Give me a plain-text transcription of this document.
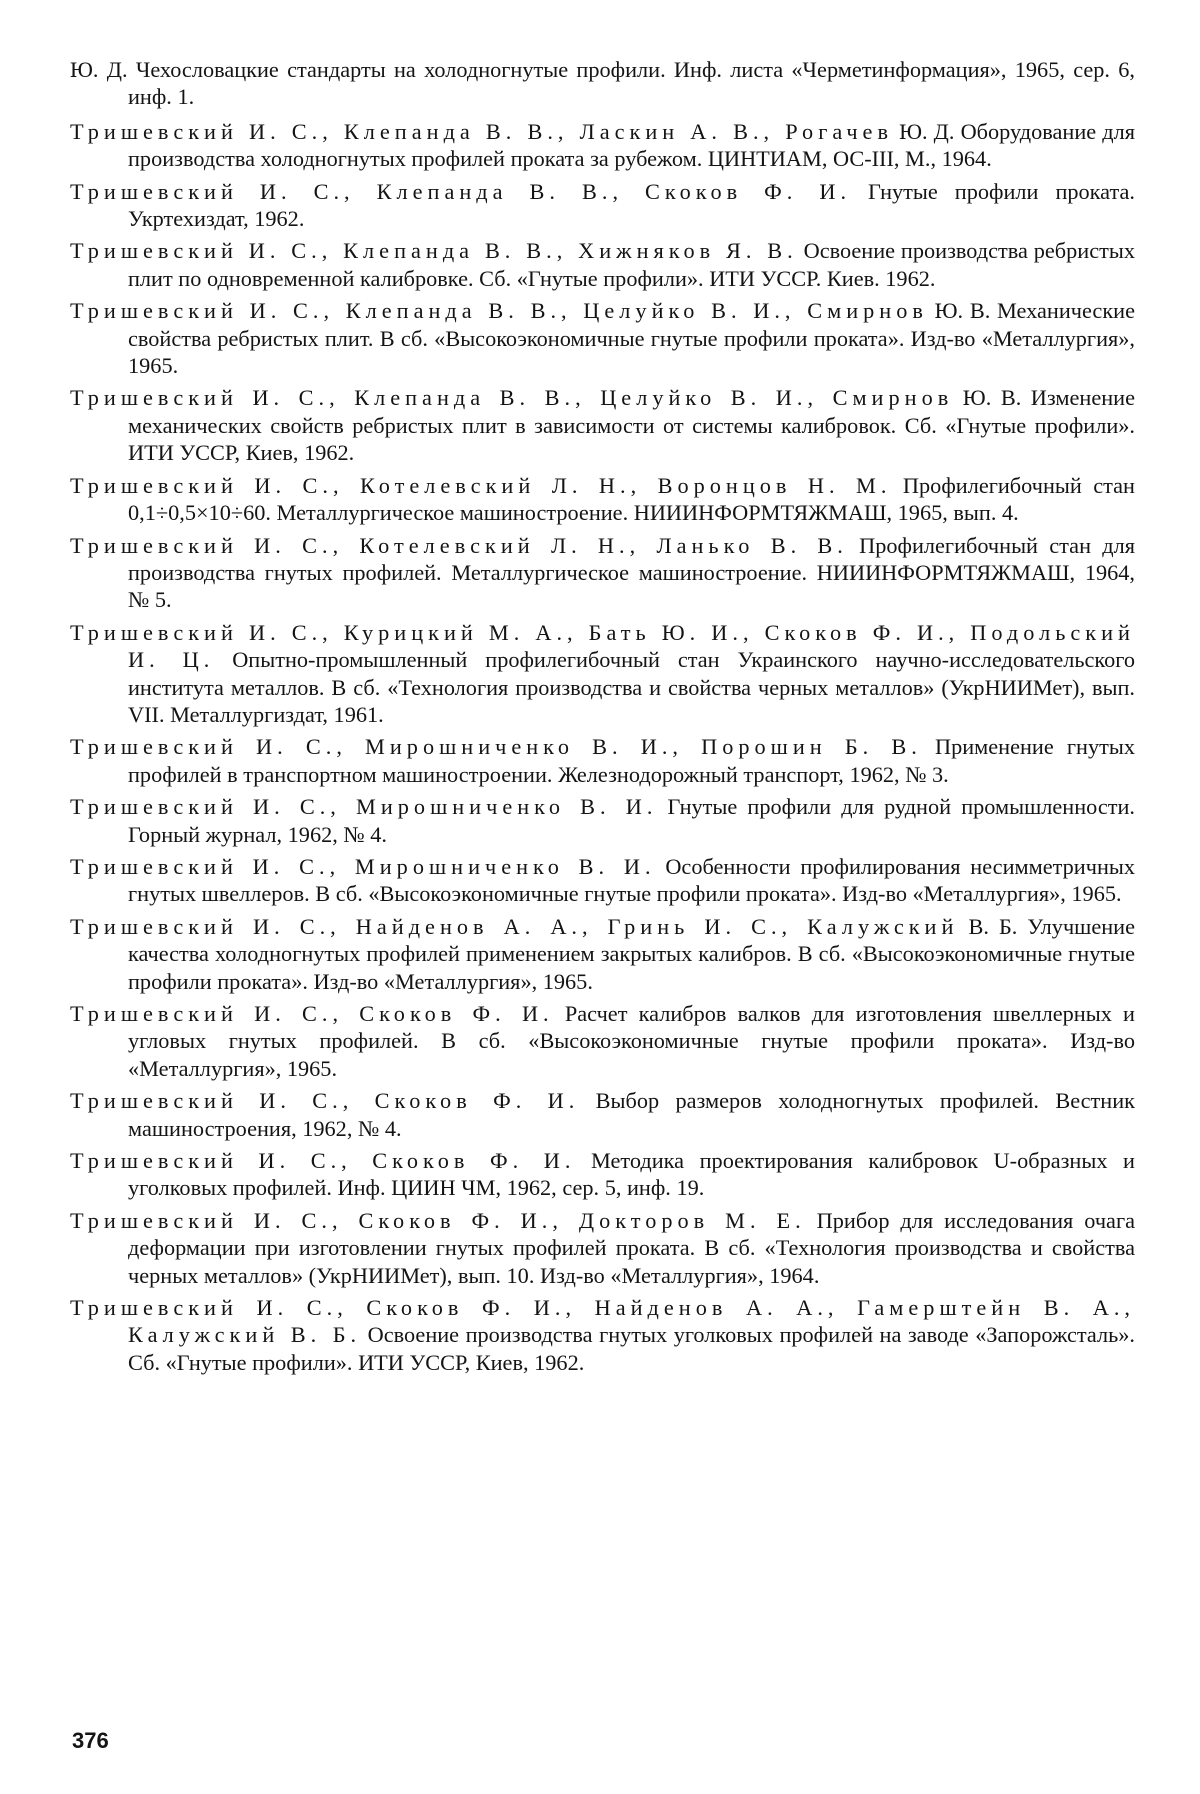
Ю. Д. Чехословацкие стандарты на холодногнутые профили. Инф. листа «Черметинформация», 1965, сер. 6, инф. 1.

Тришевский И. С., Клепанда В. В., Ласкин А. В., Рогачев Ю. Д. Оборудование для производства холодногнутых профилей проката за рубежом. ЦИНТИАМ, ОС-III, М., 1964.

Тришевский И. С., Клепанда В. В., Скоков Ф. И. Гнутые профили проката. Укртехиздат, 1962.

Тришевский И. С., Клепанда В. В., Хижняков Я. В. Освоение производства ребристых плит по одновременной калибровке. Сб. «Гнутые профили». ИТИ УССР. Киев. 1962.

Тришевский И. С., Клепанда В. В., Целуйко В. И., Смирнов Ю. В. Механические свойства ребристых плит. В сб. «Высокоэкономичные гнутые профили проката». Изд-во «Металлургия», 1965.

Тришевский И. С., Клепанда В. В., Целуйко В. И., Смирнов Ю. В. Изменение механических свойств ребристых плит в зависимости от системы калибровок. Сб. «Гнутые профили». ИТИ УССР, Киев, 1962.

Тришевский И. С., Котелевский Л. Н., Воронцов Н. М. Профилегибочный стан 0,1÷0,5×10÷60. Металлургическое машиностроение. НИИИНФОРМТЯЖМАШ, 1965, вып. 4.

Тришевский И. С., Котелевский Л. Н., Ланько В. В. Профилегибочный стан для производства гнутых профилей. Металлургическое машиностроение. НИИИНФОРМТЯЖМАШ, 1964, № 5.

Тришевский И. С., Курицкий М. А., Бать Ю. И., Скоков Ф. И., Подольский И. Ц. Опытно-промышленный профилегибочный стан Украинского научно-исследовательского института металлов. В сб. «Технология производства и свойства черных металлов» (УкрНИИМет), вып. VII. Металлургиздат, 1961.

Тришевский И. С., Мирошниченко В. И., Порошин Б. В. Применение гнутых профилей в транспортном машиностроении. Железнодорожный транспорт, 1962, № 3.

Тришевский И. С., Мирошниченко В. И. Гнутые профили для рудной промышленности. Горный журнал, 1962, № 4.

Тришевский И. С., Мирошниченко В. И. Особенности профилирования несимметричных гнутых швеллеров. В сб. «Высокоэкономичные гнутые профили проката». Изд-во «Металлургия», 1965.

Тришевский И. С., Найденов А. А., Гринь И. С., Калужский В. Б. Улучшение качества холодногнутых профилей применением закрытых калибров. В сб. «Высокоэкономичные гнутые профили проката». Изд-во «Металлургия», 1965.

Тришевский И. С., Скоков Ф. И. Расчет калибров валков для изготовления швеллерных и угловых гнутых профилей. В сб. «Высокоэкономичные гнутые профили проката». Изд-во «Металлургия», 1965.

Тришевский И. С., Скоков Ф. И. Выбор размеров холодногнутых профилей. Вестник машиностроения, 1962, № 4.

Тришевский И. С., Скоков Ф. И. Методика проектирования калибровок U-образных и уголковых профилей. Инф. ЦИИН ЧМ, 1962, сер. 5, инф. 19.

Тришевский И. С., Скоков Ф. И., Докторов М. Е. Прибор для исследования очага деформации при изготовлении гнутых профилей проката. В сб. «Технология производства и свойства черных металлов» (УкрНИИМет), вып. 10. Изд-во «Металлургия», 1964.

Тришевский И. С., Скоков Ф. И., Найденов А. А., Гамерштейн В. А., Калужский В. Б. Освоение производства гнутых уголковых профилей на заводе «Запорожсталь». Сб. «Гнутые профили». ИТИ УССР, Киев, 1962.

376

Exercise directions: Scan the listing above for the word "металлов" and copy every line that holds it.

Complete answer:
Тришевский И. С., Курицкий М. А., Бать Ю. И., Скоков Ф. И., Подольский И. Ц. Опытно-промышленный профилегибочный стан Украинского научно-исследовательского института металлов. В сб. «Технология производства и свойства черных металлов» (УкрНИИМет), вып. VII. Металлургиздат, 1961.
Тришевский И. С., Скоков Ф. И., Докторов М. Е. Прибор для исследования очага деформации при изготовлении гнутых профилей проката. В сб. «Технология производства и свойства черных металлов» (УкрНИИМет), вып. 10. Изд-во «Металлургия», 1964.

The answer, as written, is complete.